- What to do: In the forum thread on modular power supplies, where does Darknova put the unused cables in the current case?

* Start Source excerpt *

I permanently have the side panel off my PC and fiddle around inside it often. Being able to reduce the cable clutter by completely removing unneeded cables helps to keep it tidy and everything easily accessible.


----------



## Frick (Jun 30, 2010)

Naah. I've had one in the past, and while it was nice to have fewer cables in the case (especially if you have a low end system) I never felt it was worth the extra money I spent. It could improve airflow and looks and all that, but I'm not really into that stuff anymore.


----------



## inferKNOX (Jul 1, 2010)

Thrackan said:


> *Or "Quoted for Truth".*
> 
> Anyway, modularity is very important to me. I'm a true nitpicker when it comes to looks, and I just can't stand loose cables dangling in my case. Modular PSU's eliminate that problem (except of course when some smartass decides to make both a 4-pin and an 8-pin plug for the motherboard :shadedshu)



Ooor "Quantum Field Theory" 

I don't have modular, but want to go modular on my next PSU for that little bit extra. I, however, don't believe it's absolutely necessary to have one if you love your system enough to take time and cable-ties for some proper cable management.


----------



## DanishDevil (Jul 1, 2010)

I have a plexiglass techstation, and also buy high-end PSUs with a good amount of cables. I usually use 1-2 modular cables, the hard wired ones, and that's it. I definitely buy modular.


----------



## majestic12 (Jul 1, 2010)

My last few builds have been uATX form factors.  If there's a good place to stuff the extra cables on a non-modular unit, it's not really that big a deal, but I really like having only what I need -especially when space is at a premium.  Less cables=better air flow as well, plus it looks a lot cleaner.


----------



## Darknova (Jul 1, 2010)

I had a modular PSU, but then went back to non-modular. It's just not that important for me, I no longer run cases with windows, and my current case has a seperate PSU bay at the bottom where I can hide all the unused cables without affecting airflow.

I'll buy a PSU based on quality, if it's modular or not, doesn't matter to me


----------

* End Source excerpt *
* Start Data shown *

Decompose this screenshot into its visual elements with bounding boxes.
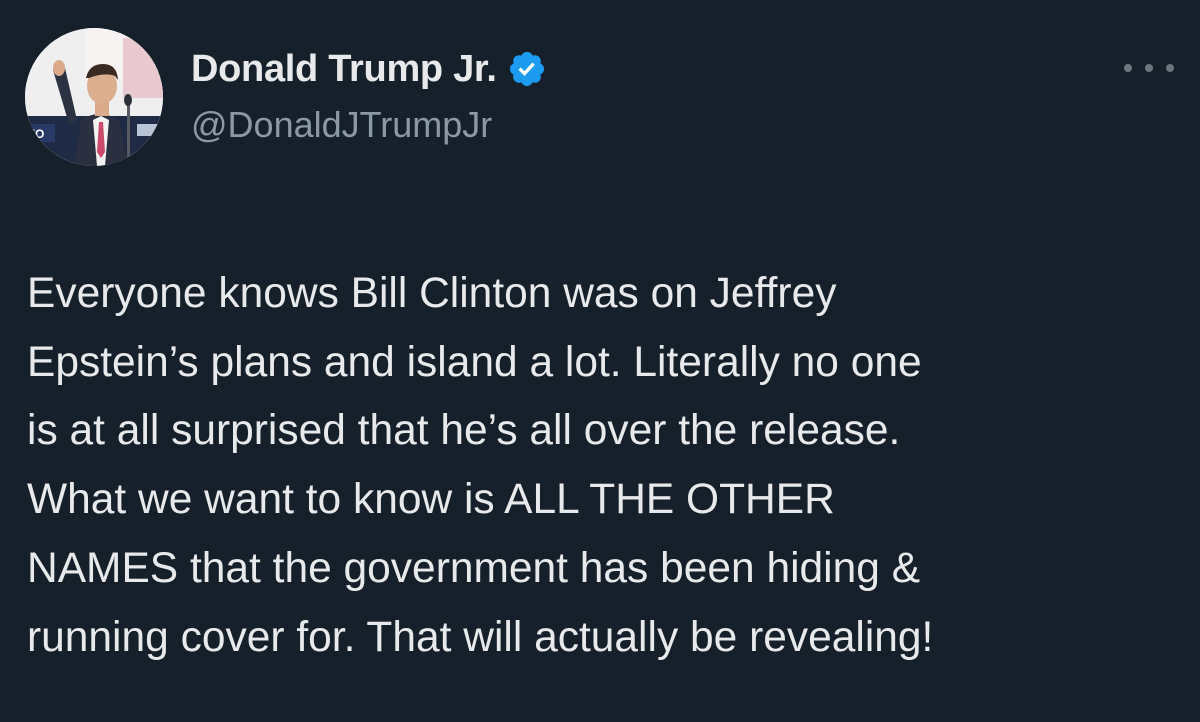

* End Data shown *

- Full answer: In a separate PSU bay at the bottom of the case.